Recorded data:
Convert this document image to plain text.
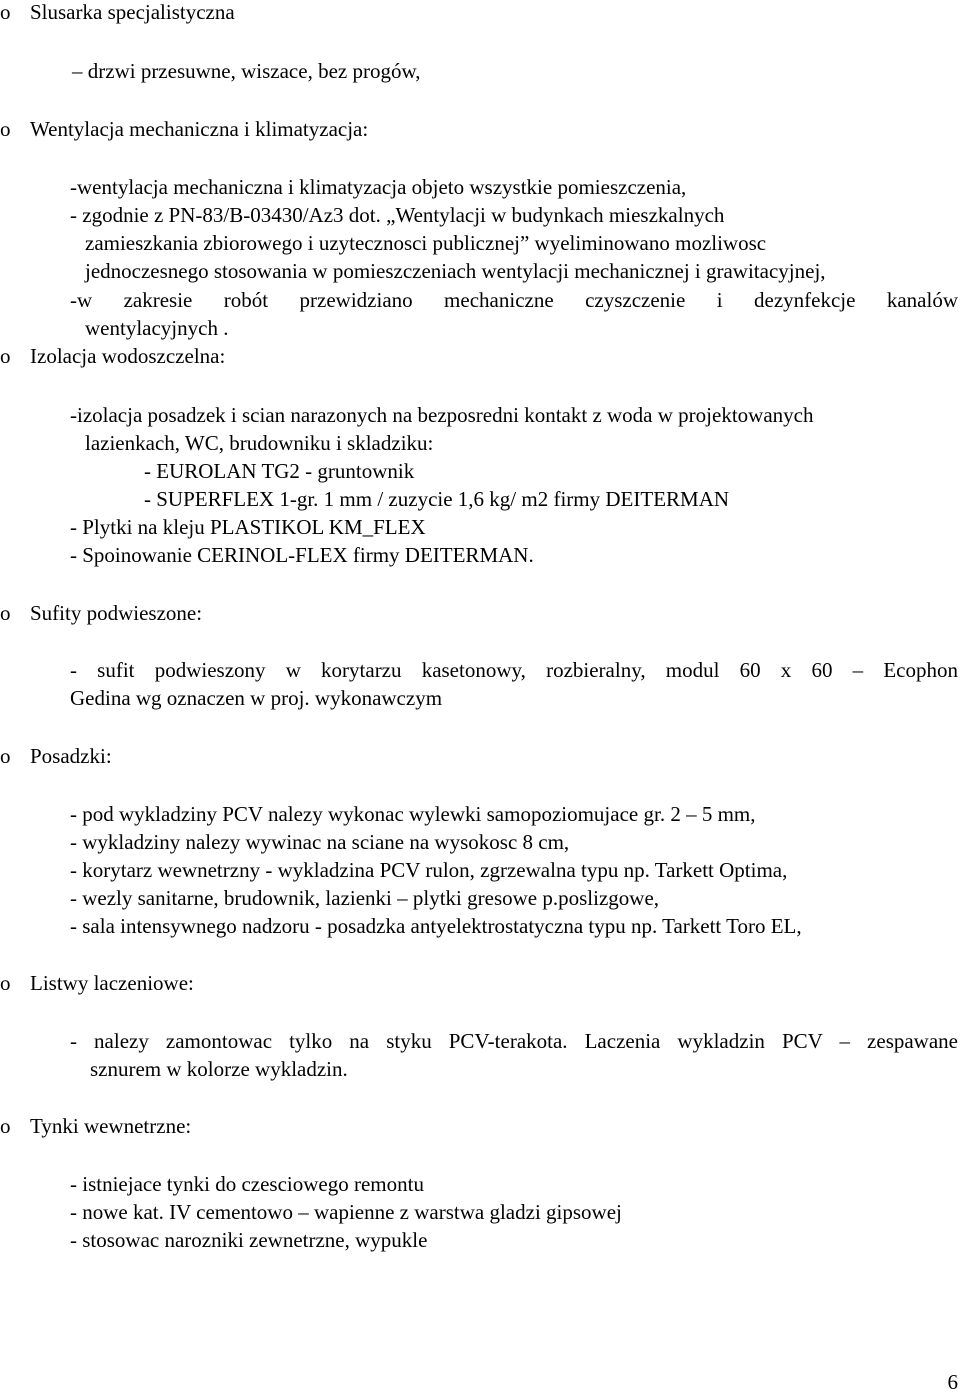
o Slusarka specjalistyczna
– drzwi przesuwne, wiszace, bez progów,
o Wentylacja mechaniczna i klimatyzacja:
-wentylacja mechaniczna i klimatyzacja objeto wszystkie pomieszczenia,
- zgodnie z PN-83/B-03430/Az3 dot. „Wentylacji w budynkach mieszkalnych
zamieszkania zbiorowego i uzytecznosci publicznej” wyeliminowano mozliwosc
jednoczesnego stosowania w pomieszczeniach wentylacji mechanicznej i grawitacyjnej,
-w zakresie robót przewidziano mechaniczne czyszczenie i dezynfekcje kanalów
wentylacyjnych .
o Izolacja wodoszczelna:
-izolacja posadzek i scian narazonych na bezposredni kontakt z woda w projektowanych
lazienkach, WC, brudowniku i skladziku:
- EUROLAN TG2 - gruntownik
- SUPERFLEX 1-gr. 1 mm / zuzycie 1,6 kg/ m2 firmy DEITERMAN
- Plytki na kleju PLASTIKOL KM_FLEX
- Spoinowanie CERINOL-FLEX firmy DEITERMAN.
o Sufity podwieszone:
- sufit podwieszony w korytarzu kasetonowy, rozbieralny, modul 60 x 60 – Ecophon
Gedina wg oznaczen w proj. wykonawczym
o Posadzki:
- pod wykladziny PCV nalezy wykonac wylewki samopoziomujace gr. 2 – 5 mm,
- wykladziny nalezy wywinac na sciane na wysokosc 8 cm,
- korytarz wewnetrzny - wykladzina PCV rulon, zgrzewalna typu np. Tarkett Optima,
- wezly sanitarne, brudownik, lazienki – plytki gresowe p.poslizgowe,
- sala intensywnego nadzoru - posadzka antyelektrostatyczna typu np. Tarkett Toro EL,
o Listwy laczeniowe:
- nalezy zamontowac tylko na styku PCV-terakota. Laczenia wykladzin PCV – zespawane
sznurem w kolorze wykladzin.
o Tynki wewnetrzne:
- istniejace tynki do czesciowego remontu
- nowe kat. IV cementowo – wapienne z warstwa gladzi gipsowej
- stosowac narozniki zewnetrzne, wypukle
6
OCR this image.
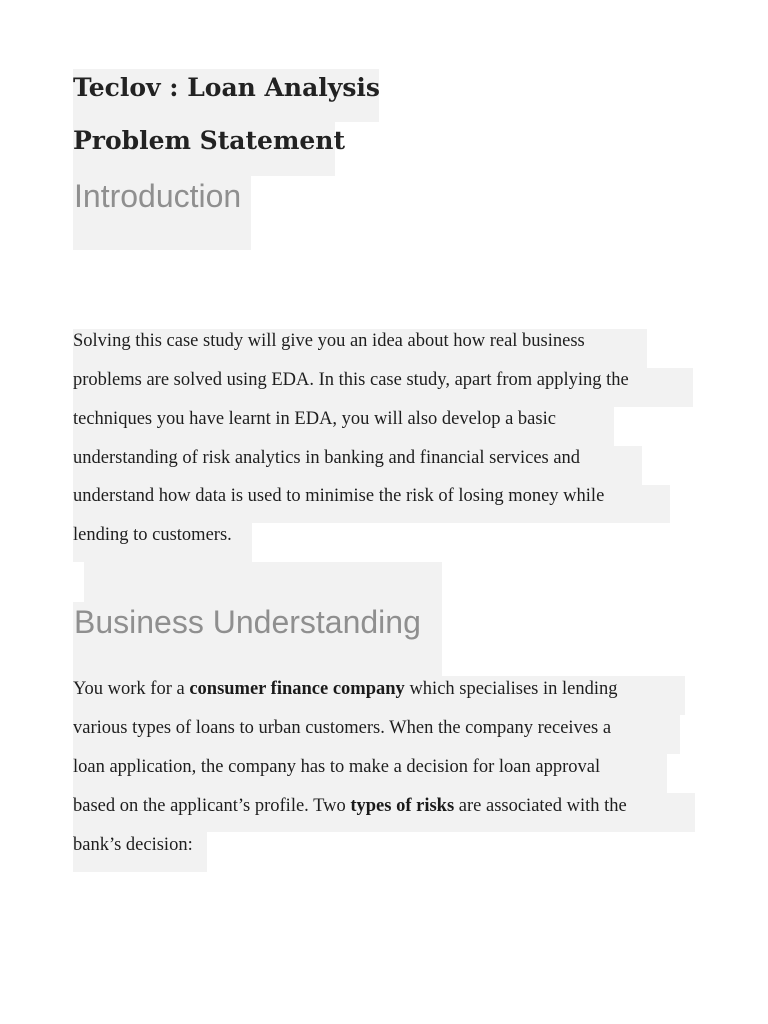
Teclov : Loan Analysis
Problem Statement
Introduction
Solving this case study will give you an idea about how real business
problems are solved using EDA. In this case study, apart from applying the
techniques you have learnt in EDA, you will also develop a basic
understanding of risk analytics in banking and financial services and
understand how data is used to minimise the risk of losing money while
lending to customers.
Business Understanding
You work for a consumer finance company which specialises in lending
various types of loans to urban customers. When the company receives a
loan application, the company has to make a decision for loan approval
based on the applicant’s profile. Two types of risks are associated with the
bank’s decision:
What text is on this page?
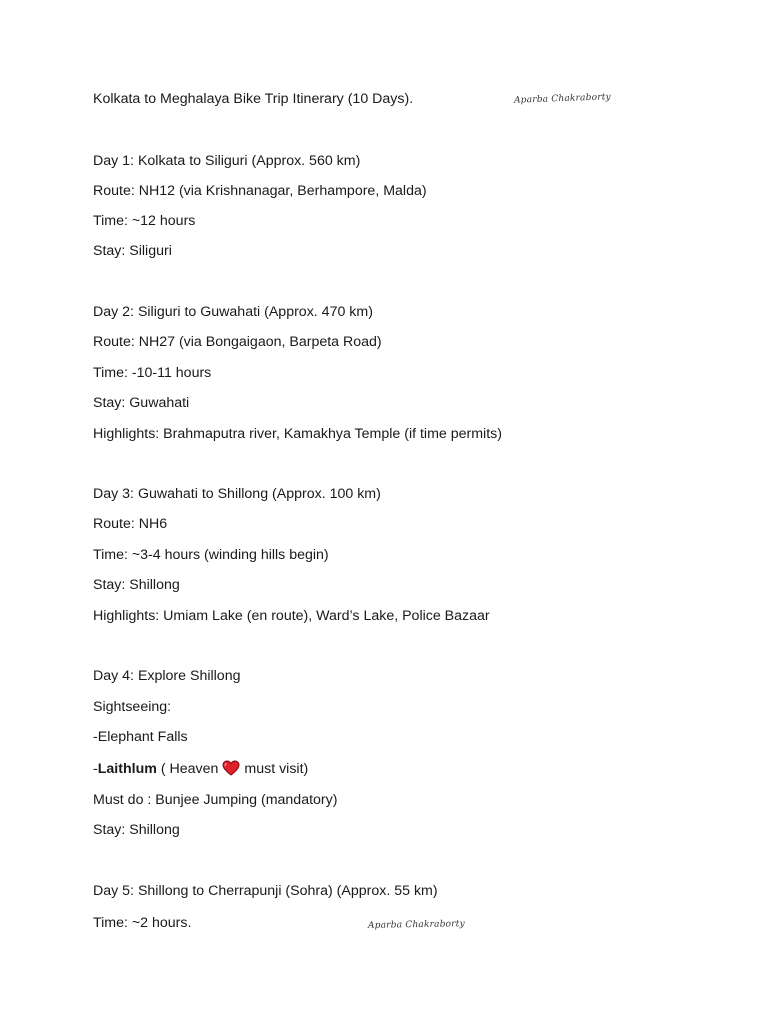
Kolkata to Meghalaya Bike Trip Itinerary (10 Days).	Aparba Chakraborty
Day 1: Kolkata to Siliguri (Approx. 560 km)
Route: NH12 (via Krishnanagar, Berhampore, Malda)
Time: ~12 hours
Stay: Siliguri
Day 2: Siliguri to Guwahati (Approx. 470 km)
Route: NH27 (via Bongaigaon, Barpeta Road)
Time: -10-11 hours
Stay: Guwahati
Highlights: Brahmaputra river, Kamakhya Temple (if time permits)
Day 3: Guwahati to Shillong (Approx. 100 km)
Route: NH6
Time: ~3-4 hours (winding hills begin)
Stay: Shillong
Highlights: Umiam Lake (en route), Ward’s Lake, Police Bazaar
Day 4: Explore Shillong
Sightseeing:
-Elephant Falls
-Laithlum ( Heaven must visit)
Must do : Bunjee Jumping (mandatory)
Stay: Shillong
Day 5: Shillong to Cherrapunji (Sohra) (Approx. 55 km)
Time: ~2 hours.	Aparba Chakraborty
--
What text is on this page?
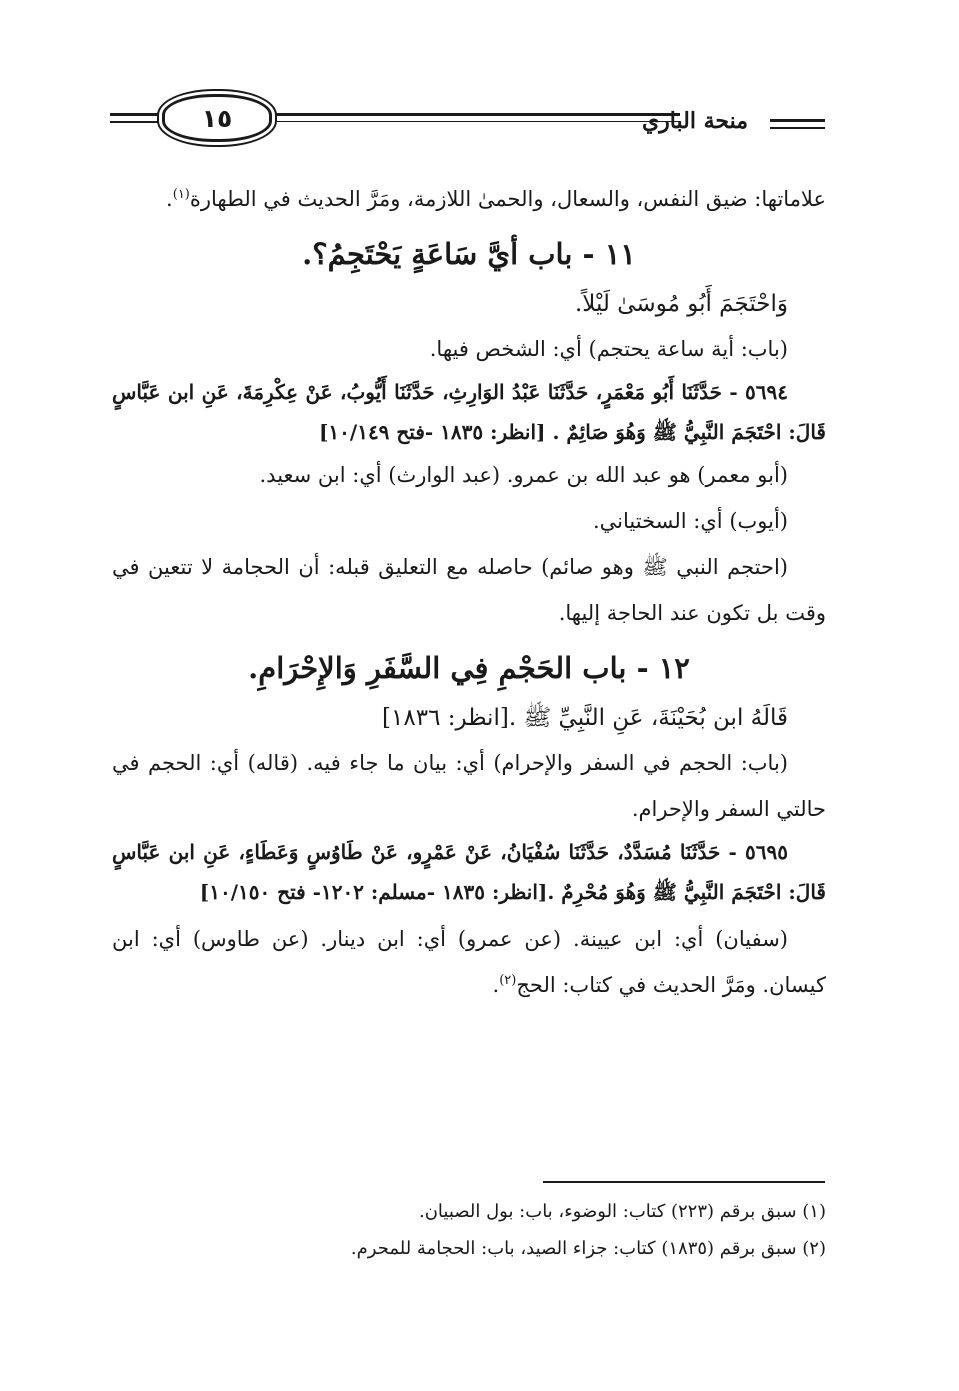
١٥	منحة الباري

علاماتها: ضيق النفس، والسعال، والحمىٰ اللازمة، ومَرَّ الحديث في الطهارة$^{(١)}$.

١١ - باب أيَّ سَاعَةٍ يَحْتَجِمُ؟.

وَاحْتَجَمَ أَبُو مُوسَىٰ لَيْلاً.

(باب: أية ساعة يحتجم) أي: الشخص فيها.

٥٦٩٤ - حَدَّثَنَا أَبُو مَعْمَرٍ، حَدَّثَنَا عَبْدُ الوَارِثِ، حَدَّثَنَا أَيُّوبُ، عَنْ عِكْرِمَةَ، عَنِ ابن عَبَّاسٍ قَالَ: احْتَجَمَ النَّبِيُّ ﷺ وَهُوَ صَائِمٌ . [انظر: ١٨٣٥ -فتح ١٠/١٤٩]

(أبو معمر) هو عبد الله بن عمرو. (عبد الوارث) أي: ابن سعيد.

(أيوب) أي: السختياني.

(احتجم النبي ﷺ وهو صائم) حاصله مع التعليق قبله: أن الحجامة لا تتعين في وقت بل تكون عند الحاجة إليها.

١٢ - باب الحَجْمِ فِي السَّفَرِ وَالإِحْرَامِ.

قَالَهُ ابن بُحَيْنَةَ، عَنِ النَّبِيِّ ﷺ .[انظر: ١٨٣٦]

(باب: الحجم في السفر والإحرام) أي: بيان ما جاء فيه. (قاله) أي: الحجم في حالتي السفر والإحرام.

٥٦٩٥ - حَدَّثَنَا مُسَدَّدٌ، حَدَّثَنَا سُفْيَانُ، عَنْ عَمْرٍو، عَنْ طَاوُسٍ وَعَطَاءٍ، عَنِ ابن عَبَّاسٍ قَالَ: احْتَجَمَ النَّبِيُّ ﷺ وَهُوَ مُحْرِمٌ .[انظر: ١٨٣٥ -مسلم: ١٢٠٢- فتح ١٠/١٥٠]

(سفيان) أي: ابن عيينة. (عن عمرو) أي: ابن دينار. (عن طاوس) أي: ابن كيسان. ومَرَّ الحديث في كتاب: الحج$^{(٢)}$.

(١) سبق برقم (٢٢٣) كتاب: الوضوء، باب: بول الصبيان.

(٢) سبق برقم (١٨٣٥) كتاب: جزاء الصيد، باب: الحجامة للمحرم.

### Task prompt
Look over the material above and show each line where "mechaniczna" appears.

### Completed task
o Wentylacja mechaniczna i klimatyzacja:
-wentylacja mechaniczna i klimatyzacja objeto wszystkie pomieszczenia,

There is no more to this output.